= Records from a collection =
______________________________

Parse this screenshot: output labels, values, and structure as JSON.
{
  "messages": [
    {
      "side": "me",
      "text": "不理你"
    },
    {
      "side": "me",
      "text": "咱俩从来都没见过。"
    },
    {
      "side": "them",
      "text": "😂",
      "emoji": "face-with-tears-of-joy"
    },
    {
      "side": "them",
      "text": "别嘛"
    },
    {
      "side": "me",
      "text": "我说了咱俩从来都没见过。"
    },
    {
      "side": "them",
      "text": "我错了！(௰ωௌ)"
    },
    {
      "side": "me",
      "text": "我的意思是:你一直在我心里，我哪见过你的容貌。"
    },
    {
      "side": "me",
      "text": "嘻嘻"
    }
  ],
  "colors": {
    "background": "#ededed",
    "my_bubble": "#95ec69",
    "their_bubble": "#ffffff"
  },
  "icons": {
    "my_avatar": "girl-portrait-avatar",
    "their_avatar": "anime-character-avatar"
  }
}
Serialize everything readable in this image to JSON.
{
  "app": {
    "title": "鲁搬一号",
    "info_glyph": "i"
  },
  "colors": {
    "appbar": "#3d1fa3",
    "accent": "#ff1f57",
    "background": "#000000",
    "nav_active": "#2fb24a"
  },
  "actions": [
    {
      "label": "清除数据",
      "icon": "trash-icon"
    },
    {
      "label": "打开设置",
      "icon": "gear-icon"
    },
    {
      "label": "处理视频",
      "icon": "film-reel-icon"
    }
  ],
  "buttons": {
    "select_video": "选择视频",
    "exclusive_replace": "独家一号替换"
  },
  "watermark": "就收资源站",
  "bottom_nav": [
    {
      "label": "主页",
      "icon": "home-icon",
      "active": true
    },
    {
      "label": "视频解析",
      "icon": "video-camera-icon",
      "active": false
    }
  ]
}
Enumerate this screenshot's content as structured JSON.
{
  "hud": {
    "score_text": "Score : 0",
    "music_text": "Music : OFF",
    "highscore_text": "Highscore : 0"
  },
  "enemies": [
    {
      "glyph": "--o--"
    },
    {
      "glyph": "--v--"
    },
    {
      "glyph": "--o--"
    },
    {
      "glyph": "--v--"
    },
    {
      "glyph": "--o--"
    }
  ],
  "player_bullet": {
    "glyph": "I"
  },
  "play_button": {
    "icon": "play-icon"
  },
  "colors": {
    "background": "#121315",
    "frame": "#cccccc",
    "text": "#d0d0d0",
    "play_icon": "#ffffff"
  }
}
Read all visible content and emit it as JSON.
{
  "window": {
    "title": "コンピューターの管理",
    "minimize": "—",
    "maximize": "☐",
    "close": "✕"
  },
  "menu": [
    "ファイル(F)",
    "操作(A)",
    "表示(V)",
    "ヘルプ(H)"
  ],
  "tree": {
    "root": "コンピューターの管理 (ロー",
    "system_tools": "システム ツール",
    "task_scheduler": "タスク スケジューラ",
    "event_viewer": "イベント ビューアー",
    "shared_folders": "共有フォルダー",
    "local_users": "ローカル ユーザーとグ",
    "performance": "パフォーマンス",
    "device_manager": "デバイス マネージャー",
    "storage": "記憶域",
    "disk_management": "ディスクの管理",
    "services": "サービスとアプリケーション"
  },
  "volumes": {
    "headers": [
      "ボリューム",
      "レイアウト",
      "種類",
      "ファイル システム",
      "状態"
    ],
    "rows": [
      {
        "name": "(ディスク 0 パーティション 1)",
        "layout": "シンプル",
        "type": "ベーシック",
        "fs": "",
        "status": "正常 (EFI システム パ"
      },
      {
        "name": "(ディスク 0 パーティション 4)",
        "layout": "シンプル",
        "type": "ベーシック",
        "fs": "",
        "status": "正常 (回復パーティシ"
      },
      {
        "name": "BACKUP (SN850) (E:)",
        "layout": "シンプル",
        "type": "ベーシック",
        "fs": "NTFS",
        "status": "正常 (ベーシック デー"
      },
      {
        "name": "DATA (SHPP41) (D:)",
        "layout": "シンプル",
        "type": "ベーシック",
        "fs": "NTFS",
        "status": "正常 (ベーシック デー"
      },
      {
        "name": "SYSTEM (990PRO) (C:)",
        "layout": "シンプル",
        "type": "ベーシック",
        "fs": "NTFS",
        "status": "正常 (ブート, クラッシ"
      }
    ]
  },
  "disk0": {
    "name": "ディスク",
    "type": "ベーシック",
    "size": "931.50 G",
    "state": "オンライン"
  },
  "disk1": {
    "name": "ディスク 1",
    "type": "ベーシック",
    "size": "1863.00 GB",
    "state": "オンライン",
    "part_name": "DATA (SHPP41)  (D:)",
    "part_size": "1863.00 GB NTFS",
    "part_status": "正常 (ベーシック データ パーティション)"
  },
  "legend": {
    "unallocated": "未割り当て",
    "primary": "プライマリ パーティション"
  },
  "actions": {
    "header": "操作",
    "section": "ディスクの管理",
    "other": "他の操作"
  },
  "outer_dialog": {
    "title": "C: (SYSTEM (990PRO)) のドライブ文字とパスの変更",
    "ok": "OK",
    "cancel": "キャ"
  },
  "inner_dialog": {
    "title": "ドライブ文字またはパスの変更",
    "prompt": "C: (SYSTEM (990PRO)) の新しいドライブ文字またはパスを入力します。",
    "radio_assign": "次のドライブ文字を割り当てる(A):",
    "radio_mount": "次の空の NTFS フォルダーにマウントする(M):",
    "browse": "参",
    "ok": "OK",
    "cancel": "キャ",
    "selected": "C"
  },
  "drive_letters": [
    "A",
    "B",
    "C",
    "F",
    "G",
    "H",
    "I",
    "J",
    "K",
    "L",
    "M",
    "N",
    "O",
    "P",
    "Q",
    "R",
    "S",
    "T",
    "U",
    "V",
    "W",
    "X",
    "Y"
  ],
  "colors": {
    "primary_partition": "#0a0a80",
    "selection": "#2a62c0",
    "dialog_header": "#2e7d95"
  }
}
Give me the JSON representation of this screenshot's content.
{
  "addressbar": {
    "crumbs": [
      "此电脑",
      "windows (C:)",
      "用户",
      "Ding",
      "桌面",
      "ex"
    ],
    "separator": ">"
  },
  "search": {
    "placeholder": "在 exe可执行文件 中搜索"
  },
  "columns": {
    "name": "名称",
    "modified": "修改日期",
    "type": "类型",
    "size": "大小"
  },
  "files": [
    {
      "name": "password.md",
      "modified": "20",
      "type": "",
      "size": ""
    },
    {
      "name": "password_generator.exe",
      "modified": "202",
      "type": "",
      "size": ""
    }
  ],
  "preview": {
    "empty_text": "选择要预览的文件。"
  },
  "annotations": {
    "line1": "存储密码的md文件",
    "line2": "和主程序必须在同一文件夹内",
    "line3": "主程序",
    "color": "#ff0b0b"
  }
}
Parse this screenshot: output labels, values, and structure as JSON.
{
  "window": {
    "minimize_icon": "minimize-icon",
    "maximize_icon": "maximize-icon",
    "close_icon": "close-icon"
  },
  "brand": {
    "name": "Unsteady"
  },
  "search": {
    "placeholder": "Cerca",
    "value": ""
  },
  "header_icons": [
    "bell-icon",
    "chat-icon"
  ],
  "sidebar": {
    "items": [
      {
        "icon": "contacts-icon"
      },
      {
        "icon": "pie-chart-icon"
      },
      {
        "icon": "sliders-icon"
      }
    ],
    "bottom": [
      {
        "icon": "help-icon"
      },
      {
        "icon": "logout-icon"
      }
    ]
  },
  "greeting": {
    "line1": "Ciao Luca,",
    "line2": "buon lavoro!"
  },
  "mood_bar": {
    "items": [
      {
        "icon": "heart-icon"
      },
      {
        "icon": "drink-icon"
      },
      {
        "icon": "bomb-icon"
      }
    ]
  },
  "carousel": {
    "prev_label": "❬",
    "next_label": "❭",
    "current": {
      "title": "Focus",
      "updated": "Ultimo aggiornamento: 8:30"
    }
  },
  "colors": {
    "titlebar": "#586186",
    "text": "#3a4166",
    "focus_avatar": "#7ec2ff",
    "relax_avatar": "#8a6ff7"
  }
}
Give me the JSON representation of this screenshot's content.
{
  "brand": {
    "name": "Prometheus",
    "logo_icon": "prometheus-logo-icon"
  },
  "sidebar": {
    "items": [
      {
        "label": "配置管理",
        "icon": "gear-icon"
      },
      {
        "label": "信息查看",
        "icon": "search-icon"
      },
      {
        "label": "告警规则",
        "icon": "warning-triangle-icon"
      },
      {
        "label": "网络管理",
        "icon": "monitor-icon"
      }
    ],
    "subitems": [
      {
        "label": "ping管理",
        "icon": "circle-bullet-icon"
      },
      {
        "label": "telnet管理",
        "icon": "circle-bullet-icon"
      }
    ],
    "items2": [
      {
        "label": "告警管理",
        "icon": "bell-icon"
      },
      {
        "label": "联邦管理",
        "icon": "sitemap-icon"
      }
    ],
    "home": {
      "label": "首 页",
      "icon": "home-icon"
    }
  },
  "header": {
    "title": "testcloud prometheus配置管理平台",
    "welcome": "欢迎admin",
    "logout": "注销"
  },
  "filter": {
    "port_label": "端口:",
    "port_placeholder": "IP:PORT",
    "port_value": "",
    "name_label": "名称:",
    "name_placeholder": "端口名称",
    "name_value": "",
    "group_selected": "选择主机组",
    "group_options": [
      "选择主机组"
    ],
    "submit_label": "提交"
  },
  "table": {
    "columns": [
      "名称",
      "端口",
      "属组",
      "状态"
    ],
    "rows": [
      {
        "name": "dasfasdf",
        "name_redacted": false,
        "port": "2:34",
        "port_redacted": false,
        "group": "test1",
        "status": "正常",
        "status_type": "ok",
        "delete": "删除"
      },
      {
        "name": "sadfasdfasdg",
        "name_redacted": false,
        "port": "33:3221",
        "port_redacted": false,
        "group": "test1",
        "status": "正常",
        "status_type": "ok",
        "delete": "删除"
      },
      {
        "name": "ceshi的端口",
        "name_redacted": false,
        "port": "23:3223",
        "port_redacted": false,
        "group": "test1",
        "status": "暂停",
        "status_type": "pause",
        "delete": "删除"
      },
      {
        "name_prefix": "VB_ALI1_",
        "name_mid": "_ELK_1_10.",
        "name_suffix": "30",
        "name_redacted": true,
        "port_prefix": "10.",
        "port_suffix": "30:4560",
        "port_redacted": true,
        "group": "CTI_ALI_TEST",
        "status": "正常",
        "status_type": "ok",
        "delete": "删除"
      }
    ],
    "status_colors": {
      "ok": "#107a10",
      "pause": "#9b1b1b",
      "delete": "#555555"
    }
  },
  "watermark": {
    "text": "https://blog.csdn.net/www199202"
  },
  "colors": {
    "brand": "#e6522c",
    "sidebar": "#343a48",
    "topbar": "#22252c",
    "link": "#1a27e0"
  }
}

______________________________

= Task statement =
Show every line that contains the word "システム".

= Solution to this exercise =
    "system_tools": "システム ツール",
      "ファイル システム",
        "status": "正常 (EFI システム パ"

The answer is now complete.